- TASK MATERIAL -
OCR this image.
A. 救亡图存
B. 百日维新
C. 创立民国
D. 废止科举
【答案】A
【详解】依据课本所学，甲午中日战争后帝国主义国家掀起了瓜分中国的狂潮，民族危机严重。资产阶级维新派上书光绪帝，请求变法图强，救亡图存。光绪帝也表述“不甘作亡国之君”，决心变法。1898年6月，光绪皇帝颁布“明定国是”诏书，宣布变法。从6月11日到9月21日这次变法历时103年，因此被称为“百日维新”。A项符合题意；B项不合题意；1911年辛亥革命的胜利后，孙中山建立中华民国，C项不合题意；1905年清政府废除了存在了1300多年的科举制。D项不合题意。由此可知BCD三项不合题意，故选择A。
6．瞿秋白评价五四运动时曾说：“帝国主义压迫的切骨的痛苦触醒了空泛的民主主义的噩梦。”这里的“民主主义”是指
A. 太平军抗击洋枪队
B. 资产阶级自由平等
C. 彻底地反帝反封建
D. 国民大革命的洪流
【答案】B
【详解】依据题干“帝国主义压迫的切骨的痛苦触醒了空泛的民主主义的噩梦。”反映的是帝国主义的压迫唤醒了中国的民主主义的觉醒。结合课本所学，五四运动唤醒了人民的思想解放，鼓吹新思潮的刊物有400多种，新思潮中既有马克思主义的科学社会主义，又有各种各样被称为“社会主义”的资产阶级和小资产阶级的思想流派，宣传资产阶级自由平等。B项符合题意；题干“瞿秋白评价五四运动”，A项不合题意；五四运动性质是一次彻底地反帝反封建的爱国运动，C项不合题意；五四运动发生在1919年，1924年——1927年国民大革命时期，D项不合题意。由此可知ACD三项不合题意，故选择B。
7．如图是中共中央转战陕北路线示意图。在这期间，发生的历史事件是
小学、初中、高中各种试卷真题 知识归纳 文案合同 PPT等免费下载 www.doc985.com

- WORK TO COMPLETE -
Scan the material above for the string "救亡图存" and report each line where you find it.

- SOLUTION -
A. 救亡图存
【详解】依据课本所学，甲午中日战争后帝国主义国家掀起了瓜分中国的狂潮，民族危机严重。资产阶级维新派上书光绪帝，请求变法图强，救亡图存。光绪帝也表述“不甘作亡国之君”，决心变法。1898年6月，光绪皇帝颁布“明定国是”诏书，宣布变法。从6月11日到9月21日这次变法历时103年，因此被称为“百日维新”。A项符合题意；B项不合题意；1911年辛亥革命的胜利后，孙中山建立中华民国，C项不合题意；1905年清政府废除了存在了1300多年的科举制。D项不合题意。由此可知BCD三项不合题意，故选择A。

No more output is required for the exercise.